*ELENCO DEI COMPITI*.
**1)** Riproduci il testo sulla checklist di preventivo da "D: Quali test" a "qualità di assemblaggio.".
**2)** Secondo il testo sulla checklist di preventivo, quale politica di sostituzione è l'approccio più bilanciato?
**3)** Prosegui il testo sulla checklist di preventivo a partire dall'ultima frase riportata.

*TESTO FORNITO*.
────────

D: Come gestisco le parti sostitutive nella checklist di preventivo? R: La politica di sostituzione va definita in modo esplicito nella RFQ.

  • “No Substitutes”: il produttore deve acquistare esattamente l’MPN richiesto, con rischio lead time più alto.
  • “Passive Subs Allowed”: il produttore può usare resistenze o condensatori equivalenti, con costo inferiore e tempi più rapidi.
  • “Approval Required”: il produttore propone la sostituzione, ma la sua approvazione resta obbligatoria. È l’approccio più bilanciato.

D: Quali test devo richiedere per un lotto di 50 schede prototipali? R: Su piccoli lotti prototipali, i test pesanti basati su fixture sono in genere troppo costosi.

  • AOI (Automated Optical Inspection): essenziale su tutte le build per verificare posizionamento e polarità.
  • Flying Probe: adatto ai prototipi perché non richiede fixture, anche se è lento.
  • Ispezione visiva: controllo manuale sotto ingrandimento della qualità di assemblaggio.

────────

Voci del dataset
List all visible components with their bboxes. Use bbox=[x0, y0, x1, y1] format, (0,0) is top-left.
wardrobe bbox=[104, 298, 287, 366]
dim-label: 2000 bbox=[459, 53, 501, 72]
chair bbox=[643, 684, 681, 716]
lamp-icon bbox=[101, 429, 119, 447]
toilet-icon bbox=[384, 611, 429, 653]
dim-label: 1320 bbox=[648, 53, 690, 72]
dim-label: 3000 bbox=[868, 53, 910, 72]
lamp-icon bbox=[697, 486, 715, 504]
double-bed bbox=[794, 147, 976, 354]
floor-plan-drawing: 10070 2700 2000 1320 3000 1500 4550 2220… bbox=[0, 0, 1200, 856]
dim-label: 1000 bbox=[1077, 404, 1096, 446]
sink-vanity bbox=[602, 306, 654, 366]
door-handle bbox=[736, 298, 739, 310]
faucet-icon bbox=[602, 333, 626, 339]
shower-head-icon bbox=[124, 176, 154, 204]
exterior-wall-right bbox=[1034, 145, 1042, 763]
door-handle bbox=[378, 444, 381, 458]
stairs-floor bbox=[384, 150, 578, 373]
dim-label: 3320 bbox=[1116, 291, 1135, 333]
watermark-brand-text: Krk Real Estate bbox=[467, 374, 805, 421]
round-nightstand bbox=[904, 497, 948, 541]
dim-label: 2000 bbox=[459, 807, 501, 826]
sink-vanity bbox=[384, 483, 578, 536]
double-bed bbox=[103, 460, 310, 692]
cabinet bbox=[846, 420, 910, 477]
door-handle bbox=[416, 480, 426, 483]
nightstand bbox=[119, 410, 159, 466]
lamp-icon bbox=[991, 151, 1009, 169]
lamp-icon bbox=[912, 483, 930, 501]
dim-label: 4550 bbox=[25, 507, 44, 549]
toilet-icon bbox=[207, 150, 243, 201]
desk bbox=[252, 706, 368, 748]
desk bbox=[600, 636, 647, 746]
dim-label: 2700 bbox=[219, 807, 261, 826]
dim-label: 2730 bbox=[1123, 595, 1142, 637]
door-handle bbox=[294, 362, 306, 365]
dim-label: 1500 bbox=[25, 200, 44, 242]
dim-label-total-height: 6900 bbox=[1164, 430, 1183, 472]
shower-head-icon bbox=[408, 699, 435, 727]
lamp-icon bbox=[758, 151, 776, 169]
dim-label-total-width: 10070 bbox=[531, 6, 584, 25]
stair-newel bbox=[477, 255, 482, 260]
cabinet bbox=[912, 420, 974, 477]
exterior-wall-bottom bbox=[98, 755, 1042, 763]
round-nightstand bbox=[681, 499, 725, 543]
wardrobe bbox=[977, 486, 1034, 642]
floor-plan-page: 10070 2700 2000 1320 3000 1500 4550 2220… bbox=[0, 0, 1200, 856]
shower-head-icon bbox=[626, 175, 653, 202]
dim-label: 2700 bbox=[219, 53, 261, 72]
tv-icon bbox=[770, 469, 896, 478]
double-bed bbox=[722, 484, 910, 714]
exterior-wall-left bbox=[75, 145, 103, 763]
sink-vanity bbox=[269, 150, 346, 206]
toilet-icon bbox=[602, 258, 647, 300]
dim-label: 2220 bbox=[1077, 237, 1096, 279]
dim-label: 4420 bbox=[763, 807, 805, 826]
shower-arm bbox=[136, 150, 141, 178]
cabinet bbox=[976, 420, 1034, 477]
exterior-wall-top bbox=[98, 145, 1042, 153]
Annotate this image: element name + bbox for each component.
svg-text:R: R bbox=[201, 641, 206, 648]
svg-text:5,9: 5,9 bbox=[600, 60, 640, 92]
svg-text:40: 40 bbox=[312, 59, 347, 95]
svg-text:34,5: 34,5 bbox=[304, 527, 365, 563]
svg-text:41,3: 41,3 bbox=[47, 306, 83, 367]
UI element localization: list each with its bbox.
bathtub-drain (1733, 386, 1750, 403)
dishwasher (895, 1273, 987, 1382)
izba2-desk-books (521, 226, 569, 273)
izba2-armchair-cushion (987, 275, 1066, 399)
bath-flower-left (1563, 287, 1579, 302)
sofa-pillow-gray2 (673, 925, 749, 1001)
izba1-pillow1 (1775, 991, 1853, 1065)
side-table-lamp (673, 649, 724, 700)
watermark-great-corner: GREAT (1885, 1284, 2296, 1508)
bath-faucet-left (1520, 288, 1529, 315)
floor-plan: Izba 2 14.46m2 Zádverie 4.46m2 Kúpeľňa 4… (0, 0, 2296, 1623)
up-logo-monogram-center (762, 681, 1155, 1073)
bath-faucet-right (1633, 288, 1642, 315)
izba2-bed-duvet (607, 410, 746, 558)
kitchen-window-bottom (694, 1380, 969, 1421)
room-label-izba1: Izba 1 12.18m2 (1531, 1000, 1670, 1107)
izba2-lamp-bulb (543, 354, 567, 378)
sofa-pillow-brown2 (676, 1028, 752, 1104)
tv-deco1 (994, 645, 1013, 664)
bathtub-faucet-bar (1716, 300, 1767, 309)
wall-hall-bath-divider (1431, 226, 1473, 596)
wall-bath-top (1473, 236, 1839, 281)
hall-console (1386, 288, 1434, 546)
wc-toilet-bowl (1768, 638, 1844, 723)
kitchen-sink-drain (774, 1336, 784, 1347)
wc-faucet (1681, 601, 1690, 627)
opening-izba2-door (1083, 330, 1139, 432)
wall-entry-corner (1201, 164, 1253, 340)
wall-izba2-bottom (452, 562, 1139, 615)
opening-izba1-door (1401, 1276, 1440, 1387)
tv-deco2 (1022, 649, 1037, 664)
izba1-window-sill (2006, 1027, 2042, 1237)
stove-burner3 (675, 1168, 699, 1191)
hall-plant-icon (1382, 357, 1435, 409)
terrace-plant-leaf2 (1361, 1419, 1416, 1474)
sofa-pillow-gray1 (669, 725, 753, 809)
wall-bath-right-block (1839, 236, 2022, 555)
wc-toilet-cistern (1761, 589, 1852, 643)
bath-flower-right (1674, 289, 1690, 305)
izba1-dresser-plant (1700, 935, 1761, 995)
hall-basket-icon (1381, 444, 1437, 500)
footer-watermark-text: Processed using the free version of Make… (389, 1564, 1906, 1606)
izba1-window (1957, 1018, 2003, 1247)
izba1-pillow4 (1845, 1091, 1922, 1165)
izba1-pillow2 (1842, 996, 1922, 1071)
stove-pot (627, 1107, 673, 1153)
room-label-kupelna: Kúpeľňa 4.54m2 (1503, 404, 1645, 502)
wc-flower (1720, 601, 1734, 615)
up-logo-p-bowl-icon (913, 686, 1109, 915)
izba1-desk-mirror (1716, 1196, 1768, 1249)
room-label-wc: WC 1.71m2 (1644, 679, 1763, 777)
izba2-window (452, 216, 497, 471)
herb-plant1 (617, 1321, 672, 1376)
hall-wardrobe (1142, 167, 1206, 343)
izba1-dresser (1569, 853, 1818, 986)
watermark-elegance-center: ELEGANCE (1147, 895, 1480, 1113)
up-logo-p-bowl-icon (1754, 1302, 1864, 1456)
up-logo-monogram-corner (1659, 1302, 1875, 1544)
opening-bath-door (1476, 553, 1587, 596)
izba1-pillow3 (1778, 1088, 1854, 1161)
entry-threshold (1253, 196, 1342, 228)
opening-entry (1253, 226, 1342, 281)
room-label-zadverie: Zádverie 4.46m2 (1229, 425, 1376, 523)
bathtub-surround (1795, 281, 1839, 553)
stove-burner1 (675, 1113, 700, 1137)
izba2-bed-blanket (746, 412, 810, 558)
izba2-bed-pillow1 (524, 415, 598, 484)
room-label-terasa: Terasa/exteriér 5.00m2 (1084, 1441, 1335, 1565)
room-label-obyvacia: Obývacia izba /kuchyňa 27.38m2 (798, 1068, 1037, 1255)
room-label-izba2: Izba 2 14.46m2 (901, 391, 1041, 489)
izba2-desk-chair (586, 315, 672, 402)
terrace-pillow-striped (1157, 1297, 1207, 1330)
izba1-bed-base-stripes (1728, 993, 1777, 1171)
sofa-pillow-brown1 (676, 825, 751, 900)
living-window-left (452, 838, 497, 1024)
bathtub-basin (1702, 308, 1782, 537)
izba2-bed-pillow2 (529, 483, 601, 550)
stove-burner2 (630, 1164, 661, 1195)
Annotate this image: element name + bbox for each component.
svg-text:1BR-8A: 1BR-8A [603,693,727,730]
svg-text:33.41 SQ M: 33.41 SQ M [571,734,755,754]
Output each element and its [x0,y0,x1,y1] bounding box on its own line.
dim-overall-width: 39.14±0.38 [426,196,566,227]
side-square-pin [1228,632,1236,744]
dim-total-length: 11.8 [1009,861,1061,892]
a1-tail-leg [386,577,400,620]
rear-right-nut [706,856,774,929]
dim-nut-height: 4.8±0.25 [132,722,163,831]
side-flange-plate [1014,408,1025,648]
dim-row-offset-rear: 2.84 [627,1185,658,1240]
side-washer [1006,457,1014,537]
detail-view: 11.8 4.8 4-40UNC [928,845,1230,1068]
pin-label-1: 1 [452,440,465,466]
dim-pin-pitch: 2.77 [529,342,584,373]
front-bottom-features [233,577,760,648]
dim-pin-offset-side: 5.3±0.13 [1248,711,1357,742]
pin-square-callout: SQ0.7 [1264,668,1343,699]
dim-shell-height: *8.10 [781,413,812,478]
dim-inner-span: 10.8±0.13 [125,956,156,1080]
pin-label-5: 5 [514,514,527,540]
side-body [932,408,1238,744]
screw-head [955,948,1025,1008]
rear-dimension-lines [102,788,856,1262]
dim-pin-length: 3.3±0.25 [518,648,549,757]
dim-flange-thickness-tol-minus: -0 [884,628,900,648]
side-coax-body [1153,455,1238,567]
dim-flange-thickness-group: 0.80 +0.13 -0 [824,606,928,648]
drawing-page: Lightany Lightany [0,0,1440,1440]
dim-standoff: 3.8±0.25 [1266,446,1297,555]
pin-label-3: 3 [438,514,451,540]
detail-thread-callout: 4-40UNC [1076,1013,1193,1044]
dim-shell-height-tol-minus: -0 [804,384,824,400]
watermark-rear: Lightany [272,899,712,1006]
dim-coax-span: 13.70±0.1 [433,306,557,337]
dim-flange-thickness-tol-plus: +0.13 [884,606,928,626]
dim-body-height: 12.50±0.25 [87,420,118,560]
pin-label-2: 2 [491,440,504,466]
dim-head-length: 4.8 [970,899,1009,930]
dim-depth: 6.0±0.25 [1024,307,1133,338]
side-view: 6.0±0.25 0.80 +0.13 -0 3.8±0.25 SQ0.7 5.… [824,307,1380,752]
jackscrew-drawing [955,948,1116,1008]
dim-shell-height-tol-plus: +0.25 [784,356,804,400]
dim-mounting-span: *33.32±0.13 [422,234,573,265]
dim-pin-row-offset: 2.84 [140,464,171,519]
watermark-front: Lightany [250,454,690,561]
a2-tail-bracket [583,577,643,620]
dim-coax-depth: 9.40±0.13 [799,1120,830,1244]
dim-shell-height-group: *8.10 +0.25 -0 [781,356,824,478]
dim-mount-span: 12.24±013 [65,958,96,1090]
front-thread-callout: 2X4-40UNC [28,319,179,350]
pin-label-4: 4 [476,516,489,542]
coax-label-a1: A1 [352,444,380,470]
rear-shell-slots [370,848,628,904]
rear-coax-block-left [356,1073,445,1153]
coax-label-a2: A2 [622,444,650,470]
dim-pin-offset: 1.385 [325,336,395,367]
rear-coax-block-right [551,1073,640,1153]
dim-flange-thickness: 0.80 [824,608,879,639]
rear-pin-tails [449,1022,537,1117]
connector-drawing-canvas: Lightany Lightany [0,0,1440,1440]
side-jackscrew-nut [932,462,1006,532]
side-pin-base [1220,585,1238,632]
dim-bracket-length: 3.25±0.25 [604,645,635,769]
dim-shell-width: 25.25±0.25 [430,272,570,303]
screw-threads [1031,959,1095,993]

────────

*RISPOSTE NUMERATE*.
**1)**
D: Quali test devo richiedere per un lotto di 50 schede prototipali? R: Su piccoli lotti prototipali, i test pesanti basati su fixture sono in genere troppo costosi.

  • AOI (Automated Optical Inspection): essenziale su tutte le build per verificare posizionamento e polarità.
  • Flying Probe: adatto ai prototipi perché non richiede fixture, anche se è lento.
  • Ispezione visiva: controllo manuale sotto ingrandimento della qualità di assemblaggio.

**2)** La politica "Approval Required".

**3)**
D: Come viene calcolato l’extra componenti (attrition) nel preventivo? R: Gli assemblatori acquistano più componenti rispetto alla quantità BOM per coprire gli scarti macchina.

  • Passivi (0402+): in genere 3-5% di extra oppure un minimo di 50-100 pezzi aggiuntivi.
  • Passivi (0201): può essere necessario un extra maggiore per la maggiore difficoltà di manipolazione.
  • IC costosi: normalmente 0-1% di extra; spesso vengono forniti in cut tape con leader extender.

D: Qual è la differenza tra NRE e costo unitario nel preventivo? R: L’NRE (Non-Recurring Engineering) è un costo una tantum di avviamento, mentre il costo unitario è calcolato per singola scheda.

  • NRE: stencil, programmazione macchina, fixture di test, attrezzature.
  • Costo unitario: materiale PCB, componenti e manodopera di assemblaggio per minuto.
  • I riordini in genere non includono l’NRE, salvo modifiche al progetto.

D: Come verifico che l’assemblatore abbia usato il materiale PCB corretto, per esempio FR4 TG170? R: La verifica passa da documentazione e marcature.

  • Richieda un certificato materiale oppure un CoC dal fornitore del laminato.
  • Controlli le marcature sul bordo del PCB, come il watermark UL, che spesso indicano il grado del materiale.
  • Specifichi il materiale in modo esplicito nelle note Componenti e BOM.

D: Quali sono i criteri di accettazione per i giunti di saldatura? R: L’accettazione si basa in genere sugli standard IPC.

  • IPC-A-610 Classe 2: standard industriale/consumer, il più comune.
  • IPC-A-610 Classe 3: per applicazioni ad alta affidabilità, come medicale, aerospazio e life support.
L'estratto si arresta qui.